-- start of Given information --

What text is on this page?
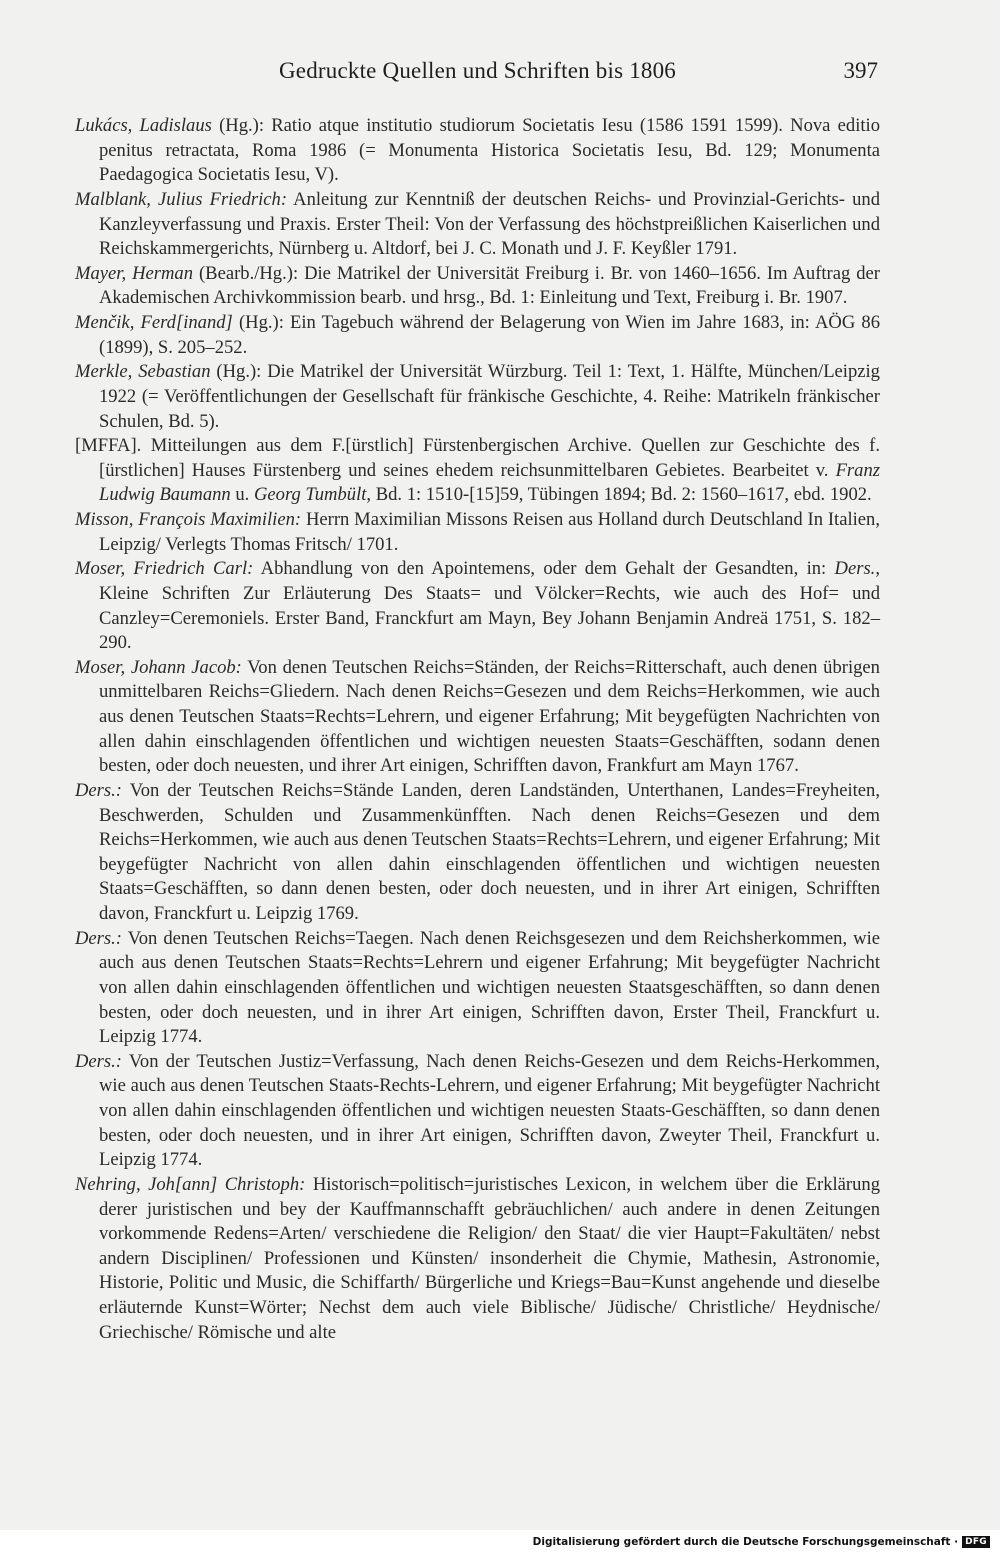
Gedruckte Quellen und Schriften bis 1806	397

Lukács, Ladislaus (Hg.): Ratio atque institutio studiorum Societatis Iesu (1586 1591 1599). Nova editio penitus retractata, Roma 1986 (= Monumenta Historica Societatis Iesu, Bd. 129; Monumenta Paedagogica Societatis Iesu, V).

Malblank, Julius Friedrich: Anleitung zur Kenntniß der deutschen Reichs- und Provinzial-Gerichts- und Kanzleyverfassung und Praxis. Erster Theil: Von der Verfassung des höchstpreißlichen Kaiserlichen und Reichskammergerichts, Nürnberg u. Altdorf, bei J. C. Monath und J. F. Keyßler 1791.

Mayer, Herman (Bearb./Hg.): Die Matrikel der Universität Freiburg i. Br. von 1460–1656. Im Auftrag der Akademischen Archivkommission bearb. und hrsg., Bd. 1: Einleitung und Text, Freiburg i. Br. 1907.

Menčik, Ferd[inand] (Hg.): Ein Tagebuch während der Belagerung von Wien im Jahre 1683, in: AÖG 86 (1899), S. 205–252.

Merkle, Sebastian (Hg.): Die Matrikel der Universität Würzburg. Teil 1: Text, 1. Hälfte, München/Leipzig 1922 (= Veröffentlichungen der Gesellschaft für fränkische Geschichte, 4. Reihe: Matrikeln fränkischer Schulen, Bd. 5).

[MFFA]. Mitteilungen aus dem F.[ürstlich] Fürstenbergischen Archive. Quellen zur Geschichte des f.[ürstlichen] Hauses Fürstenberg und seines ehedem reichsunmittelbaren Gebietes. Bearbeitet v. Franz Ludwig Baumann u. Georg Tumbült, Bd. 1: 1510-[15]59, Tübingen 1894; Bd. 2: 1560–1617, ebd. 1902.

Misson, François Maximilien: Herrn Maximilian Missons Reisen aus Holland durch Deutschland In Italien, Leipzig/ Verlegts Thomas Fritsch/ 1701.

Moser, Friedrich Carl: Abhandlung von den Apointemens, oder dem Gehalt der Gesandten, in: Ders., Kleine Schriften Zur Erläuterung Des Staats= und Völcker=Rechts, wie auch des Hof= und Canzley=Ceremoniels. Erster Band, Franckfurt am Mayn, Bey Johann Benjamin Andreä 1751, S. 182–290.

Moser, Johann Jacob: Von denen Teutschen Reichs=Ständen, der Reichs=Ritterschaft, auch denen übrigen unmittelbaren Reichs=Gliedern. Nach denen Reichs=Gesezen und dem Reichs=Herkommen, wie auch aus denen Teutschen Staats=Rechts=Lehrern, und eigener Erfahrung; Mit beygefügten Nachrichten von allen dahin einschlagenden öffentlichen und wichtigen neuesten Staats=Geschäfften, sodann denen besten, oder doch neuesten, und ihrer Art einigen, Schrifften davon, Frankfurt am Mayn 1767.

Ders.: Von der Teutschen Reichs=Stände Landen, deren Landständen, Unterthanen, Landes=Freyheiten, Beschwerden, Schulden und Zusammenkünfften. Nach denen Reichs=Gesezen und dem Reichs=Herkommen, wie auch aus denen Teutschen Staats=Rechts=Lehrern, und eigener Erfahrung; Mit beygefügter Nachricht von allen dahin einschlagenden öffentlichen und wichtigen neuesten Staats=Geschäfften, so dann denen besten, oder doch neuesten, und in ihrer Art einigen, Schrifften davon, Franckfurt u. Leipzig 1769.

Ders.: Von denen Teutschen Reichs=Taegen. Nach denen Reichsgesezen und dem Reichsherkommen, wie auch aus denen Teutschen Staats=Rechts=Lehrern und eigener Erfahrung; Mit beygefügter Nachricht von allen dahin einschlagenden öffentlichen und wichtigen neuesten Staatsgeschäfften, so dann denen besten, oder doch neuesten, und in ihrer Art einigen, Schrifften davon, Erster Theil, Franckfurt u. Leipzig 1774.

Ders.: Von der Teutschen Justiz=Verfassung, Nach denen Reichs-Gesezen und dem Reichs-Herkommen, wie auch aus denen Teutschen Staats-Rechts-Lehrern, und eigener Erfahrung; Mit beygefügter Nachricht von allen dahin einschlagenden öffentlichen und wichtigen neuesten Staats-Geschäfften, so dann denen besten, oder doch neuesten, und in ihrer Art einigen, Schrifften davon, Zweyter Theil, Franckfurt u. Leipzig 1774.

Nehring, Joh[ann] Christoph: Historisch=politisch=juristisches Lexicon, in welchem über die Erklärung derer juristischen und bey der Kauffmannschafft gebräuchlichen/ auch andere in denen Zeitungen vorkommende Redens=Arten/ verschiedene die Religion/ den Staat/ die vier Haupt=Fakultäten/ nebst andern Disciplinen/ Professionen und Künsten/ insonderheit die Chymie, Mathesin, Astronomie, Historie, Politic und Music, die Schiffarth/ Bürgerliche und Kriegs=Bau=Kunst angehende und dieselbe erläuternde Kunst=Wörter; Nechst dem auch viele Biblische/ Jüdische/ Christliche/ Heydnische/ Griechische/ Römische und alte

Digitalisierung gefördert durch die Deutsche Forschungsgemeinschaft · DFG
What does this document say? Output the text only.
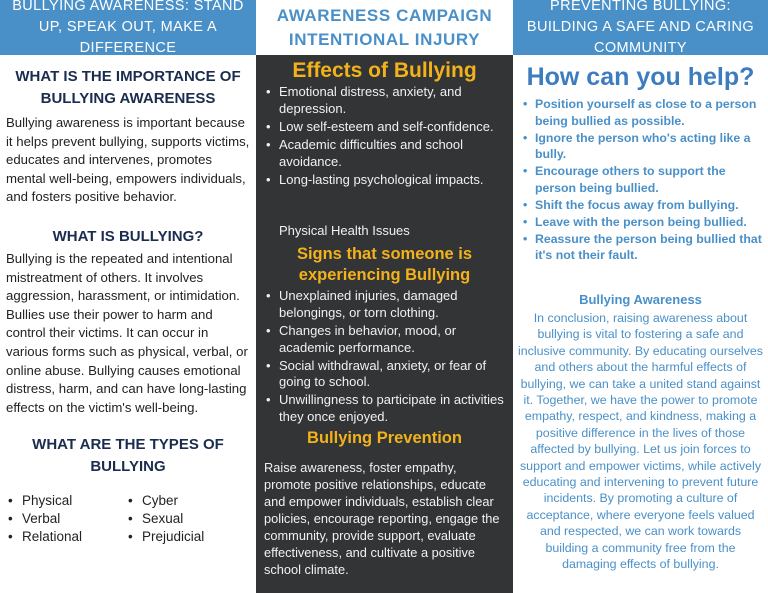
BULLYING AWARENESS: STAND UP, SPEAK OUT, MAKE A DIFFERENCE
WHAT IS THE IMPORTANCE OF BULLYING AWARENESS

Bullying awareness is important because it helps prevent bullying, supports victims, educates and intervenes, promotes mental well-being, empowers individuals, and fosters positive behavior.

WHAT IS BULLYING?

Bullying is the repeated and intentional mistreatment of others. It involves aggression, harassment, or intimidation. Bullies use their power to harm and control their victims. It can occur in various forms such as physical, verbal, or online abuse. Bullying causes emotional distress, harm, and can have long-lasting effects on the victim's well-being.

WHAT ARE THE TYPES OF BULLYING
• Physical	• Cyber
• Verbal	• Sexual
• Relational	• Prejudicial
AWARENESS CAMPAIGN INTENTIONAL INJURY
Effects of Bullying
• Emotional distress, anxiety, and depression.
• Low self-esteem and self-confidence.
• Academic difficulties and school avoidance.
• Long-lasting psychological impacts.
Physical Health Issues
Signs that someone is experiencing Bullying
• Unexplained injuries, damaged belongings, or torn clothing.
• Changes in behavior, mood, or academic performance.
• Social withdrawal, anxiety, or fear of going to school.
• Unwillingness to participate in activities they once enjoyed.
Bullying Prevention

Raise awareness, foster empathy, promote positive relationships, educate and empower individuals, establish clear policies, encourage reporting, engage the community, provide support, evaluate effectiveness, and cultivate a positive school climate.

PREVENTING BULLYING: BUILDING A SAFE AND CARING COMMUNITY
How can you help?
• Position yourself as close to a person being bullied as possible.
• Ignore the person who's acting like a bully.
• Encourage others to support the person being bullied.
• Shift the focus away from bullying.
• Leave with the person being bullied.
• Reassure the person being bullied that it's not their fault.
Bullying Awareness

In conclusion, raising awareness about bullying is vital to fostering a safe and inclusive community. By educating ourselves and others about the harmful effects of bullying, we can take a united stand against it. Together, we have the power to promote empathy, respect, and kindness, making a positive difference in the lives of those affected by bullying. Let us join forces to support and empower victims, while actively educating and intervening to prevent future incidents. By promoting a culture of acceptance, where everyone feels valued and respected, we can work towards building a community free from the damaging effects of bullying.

-- end of Given information --

• [What is asked]:
Repeat each line of the records above exactly, but do not copy the pictures.

• [Reply to the exercise]:
What text is on this page?
Gedruckte Quellen und Schriften bis 1806	397

Lukács, Ladislaus (Hg.): Ratio atque institutio studiorum Societatis Iesu (1586 1591 1599). Nova editio penitus retractata, Roma 1986 (= Monumenta Historica Societatis Iesu, Bd. 129; Monumenta Paedagogica Societatis Iesu, V).

Malblank, Julius Friedrich: Anleitung zur Kenntniß der deutschen Reichs- und Provinzial-Gerichts- und Kanzleyverfassung und Praxis. Erster Theil: Von der Verfassung des höchstpreißlichen Kaiserlichen und Reichskammergerichts, Nürnberg u. Altdorf, bei J. C. Monath und J. F. Keyßler 1791.

Mayer, Herman (Bearb./Hg.): Die Matrikel der Universität Freiburg i. Br. von 1460–1656. Im Auftrag der Akademischen Archivkommission bearb. und hrsg., Bd. 1: Einleitung und Text, Freiburg i. Br. 1907.

Menčik, Ferd[inand] (Hg.): Ein Tagebuch während der Belagerung von Wien im Jahre 1683, in: AÖG 86 (1899), S. 205–252.

Merkle, Sebastian (Hg.): Die Matrikel der Universität Würzburg. Teil 1: Text, 1. Hälfte, München/Leipzig 1922 (= Veröffentlichungen der Gesellschaft für fränkische Geschichte, 4. Reihe: Matrikeln fränkischer Schulen, Bd. 5).

[MFFA]. Mitteilungen aus dem F.[ürstlich] Fürstenbergischen Archive. Quellen zur Geschichte des f.[ürstlichen] Hauses Fürstenberg und seines ehedem reichsunmittelbaren Gebietes. Bearbeitet v. Franz Ludwig Baumann u. Georg Tumbült, Bd. 1: 1510-[15]59, Tübingen 1894; Bd. 2: 1560–1617, ebd. 1902.

Misson, François Maximilien: Herrn Maximilian Missons Reisen aus Holland durch Deutschland In Italien, Leipzig/ Verlegts Thomas Fritsch/ 1701.

Moser, Friedrich Carl: Abhandlung von den Apointemens, oder dem Gehalt der Gesandten, in: Ders., Kleine Schriften Zur Erläuterung Des Staats= und Völcker=Rechts, wie auch des Hof= und Canzley=Ceremoniels. Erster Band, Franckfurt am Mayn, Bey Johann Benjamin Andreä 1751, S. 182–290.

Moser, Johann Jacob: Von denen Teutschen Reichs=Ständen, der Reichs=Ritterschaft, auch denen übrigen unmittelbaren Reichs=Gliedern. Nach denen Reichs=Gesezen und dem Reichs=Herkommen, wie auch aus denen Teutschen Staats=Rechts=Lehrern, und eigener Erfahrung; Mit beygefügten Nachrichten von allen dahin einschlagenden öffentlichen und wichtigen neuesten Staats=Geschäfften, sodann denen besten, oder doch neuesten, und ihrer Art einigen, Schrifften davon, Frankfurt am Mayn 1767.

Ders.: Von der Teutschen Reichs=Stände Landen, deren Landständen, Unterthanen, Landes=Freyheiten, Beschwerden, Schulden und Zusammenkünfften. Nach denen Reichs=Gesezen und dem Reichs=Herkommen, wie auch aus denen Teutschen Staats=Rechts=Lehrern, und eigener Erfahrung; Mit beygefügter Nachricht von allen dahin einschlagenden öffentlichen und wichtigen neuesten Staats=Geschäfften, so dann denen besten, oder doch neuesten, und in ihrer Art einigen, Schrifften davon, Franckfurt u. Leipzig 1769.

Ders.: Von denen Teutschen Reichs=Taegen. Nach denen Reichsgesezen und dem Reichsherkommen, wie auch aus denen Teutschen Staats=Rechts=Lehrern und eigener Erfahrung; Mit beygefügter Nachricht von allen dahin einschlagenden öffentlichen und wichtigen neuesten Staatsgeschäfften, so dann denen besten, oder doch neuesten, und in ihrer Art einigen, Schrifften davon, Erster Theil, Franckfurt u. Leipzig 1774.

Ders.: Von der Teutschen Justiz=Verfassung, Nach denen Reichs-Gesezen und dem Reichs-Herkommen, wie auch aus denen Teutschen Staats-Rechts-Lehrern, und eigener Erfahrung; Mit beygefügter Nachricht von allen dahin einschlagenden öffentlichen und wichtigen neuesten Staats-Geschäfften, so dann denen besten, oder doch neuesten, und in ihrer Art einigen, Schrifften davon, Zweyter Theil, Franckfurt u. Leipzig 1774.

Nehring, Joh[ann] Christoph: Historisch=politisch=juristisches Lexicon, in welchem über die Erklärung derer juristischen und bey der Kauffmannschafft gebräuchlichen/ auch andere in denen Zeitungen vorkommende Redens=Arten/ verschiedene die Religion/ den Staat/ die vier Haupt=Fakultäten/ nebst andern Disciplinen/ Professionen und Künsten/ insonderheit die Chymie, Mathesin, Astronomie, Historie, Politic und Music, die Schiffarth/ Bürgerliche und Kriegs=Bau=Kunst angehende und dieselbe erläuternde Kunst=Wörter; Nechst dem auch viele Biblische/ Jüdische/ Christliche/ Heydnische/ Griechische/ Römische und alte

Digitalisierung gefördert durch die Deutsche Forschungsgemeinschaft · DFG
What does this document say? Output the text only.
BULLYING AWARENESS: STAND UP, SPEAK OUT, MAKE A DIFFERENCE
WHAT IS THE IMPORTANCE OF BULLYING AWARENESS

Bullying awareness is important because it helps prevent bullying, supports victims, educates and intervenes, promotes mental well-being, empowers individuals, and fosters positive behavior.

WHAT IS BULLYING?

Bullying is the repeated and intentional mistreatment of others. It involves aggression, harassment, or intimidation. Bullies use their power to harm and control their victims. It can occur in various forms such as physical, verbal, or online abuse. Bullying causes emotional distress, harm, and can have long-lasting effects on the victim's well-being.

WHAT ARE THE TYPES OF BULLYING
• Physical	• Cyber
• Verbal	• Sexual
• Relational	• Prejudicial
AWARENESS CAMPAIGN INTENTIONAL INJURY
Effects of Bullying
• Emotional distress, anxiety, and depression.
• Low self-esteem and self-confidence.
• Academic difficulties and school avoidance.
• Long-lasting psychological impacts.
Physical Health Issues
Signs that someone is experiencing Bullying
• Unexplained injuries, damaged belongings, or torn clothing.
• Changes in behavior, mood, or academic performance.
• Social withdrawal, anxiety, or fear of going to school.
• Unwillingness to participate in activities they once enjoyed.
Bullying Prevention

Raise awareness, foster empathy, promote positive relationships, educate and empower individuals, establish clear policies, encourage reporting, engage the community, provide support, evaluate effectiveness, and cultivate a positive school climate.

PREVENTING BULLYING: BUILDING A SAFE AND CARING COMMUNITY
How can you help?
• Position yourself as close to a person being bullied as possible.
• Ignore the person who's acting like a bully.
• Encourage others to support the person being bullied.
• Shift the focus away from bullying.
• Leave with the person being bullied.
• Reassure the person being bullied that it's not their fault.
Bullying Awareness

In conclusion, raising awareness about bullying is vital to fostering a safe and inclusive community. By educating ourselves and others about the harmful effects of bullying, we can take a united stand against it. Together, we have the power to promote empathy, respect, and kindness, making a positive difference in the lives of those affected by bullying. Let us join forces to support and empower victims, while actively educating and intervening to prevent future incidents. By promoting a culture of acceptance, where everyone feels valued and respected, we can work towards building a community free from the damaging effects of bullying.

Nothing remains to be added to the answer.